RECORDS FOR THIS TASK:
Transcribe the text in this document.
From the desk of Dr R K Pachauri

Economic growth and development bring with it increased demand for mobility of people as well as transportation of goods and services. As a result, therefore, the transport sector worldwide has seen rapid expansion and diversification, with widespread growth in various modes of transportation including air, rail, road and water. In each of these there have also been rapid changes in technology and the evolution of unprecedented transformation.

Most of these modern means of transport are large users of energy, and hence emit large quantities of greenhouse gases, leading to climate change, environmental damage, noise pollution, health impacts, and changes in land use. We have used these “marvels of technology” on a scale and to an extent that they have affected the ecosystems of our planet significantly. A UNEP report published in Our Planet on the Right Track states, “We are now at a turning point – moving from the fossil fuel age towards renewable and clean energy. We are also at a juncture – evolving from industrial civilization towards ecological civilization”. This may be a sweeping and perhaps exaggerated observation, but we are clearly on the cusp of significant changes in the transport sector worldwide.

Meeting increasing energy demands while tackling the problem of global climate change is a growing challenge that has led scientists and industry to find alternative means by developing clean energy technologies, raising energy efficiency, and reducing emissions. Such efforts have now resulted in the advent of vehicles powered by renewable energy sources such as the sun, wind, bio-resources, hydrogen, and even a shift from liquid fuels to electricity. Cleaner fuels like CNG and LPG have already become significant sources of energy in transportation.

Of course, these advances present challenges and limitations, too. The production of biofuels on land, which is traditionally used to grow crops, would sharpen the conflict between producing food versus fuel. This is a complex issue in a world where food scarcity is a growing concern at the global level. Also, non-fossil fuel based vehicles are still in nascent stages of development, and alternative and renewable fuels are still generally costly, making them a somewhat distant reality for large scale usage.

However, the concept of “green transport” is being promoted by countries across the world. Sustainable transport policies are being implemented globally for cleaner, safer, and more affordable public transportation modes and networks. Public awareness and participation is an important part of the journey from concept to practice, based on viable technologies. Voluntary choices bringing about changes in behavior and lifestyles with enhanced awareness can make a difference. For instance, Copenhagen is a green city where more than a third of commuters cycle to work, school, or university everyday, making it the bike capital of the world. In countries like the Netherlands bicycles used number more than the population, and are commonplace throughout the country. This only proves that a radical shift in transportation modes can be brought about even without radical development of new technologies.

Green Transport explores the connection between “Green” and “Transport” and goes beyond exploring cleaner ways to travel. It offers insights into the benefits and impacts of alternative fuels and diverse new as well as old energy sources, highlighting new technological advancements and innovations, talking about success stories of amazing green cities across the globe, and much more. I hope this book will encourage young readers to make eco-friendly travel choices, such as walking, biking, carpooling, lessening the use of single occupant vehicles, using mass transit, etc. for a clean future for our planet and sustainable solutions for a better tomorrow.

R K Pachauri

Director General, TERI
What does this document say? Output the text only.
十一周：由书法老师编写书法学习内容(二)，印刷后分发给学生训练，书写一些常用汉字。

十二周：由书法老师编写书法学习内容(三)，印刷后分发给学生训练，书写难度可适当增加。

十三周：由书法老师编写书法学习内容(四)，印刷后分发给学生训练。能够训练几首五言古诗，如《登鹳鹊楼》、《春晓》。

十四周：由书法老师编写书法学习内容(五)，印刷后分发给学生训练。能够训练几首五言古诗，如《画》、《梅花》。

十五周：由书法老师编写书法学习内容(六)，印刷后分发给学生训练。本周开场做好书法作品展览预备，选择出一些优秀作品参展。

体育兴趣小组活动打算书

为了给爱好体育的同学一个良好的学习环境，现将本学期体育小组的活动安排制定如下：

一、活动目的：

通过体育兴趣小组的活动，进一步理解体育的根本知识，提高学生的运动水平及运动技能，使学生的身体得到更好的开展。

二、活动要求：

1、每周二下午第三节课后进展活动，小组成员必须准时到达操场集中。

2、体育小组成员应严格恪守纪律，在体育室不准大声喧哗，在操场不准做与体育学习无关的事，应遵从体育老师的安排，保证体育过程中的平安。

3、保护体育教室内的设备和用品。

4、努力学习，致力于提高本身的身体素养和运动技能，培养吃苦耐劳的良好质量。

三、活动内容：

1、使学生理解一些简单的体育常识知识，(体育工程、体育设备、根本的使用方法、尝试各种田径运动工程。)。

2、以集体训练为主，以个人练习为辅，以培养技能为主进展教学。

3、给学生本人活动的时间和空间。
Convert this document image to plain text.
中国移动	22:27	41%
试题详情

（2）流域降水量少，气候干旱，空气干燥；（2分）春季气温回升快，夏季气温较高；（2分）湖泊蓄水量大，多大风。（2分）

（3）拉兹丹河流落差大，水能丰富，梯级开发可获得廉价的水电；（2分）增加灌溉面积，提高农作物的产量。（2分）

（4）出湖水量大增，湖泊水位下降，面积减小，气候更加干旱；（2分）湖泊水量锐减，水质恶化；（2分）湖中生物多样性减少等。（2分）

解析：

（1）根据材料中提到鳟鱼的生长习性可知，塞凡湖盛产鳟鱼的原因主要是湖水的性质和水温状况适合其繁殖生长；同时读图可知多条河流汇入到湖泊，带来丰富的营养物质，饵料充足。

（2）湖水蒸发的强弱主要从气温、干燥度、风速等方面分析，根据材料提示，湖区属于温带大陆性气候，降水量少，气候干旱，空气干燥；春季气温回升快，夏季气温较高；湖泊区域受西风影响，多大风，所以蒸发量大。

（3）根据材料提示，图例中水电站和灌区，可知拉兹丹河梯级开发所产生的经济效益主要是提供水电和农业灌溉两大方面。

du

TASK TO CARRY OUT: Take every line above carrying "根据材料提示" and return it.

SOLUTION TO THIS EXERCISE:
（2）湖水蒸发的强弱主要从气温、干燥度、风速等方面分析，根据材料提示，湖区属于温带大陆性气候，降水量少，气候干旱，空气干燥；春季气温回升快，夏季气温较高；湖泊区域受西风影响，多大风，所以蒸发量大。
（3）根据材料提示，图例中水电站和灌区，可知拉兹丹河梯级开发所产生的经济效益主要是提供水电和农业灌溉两大方面。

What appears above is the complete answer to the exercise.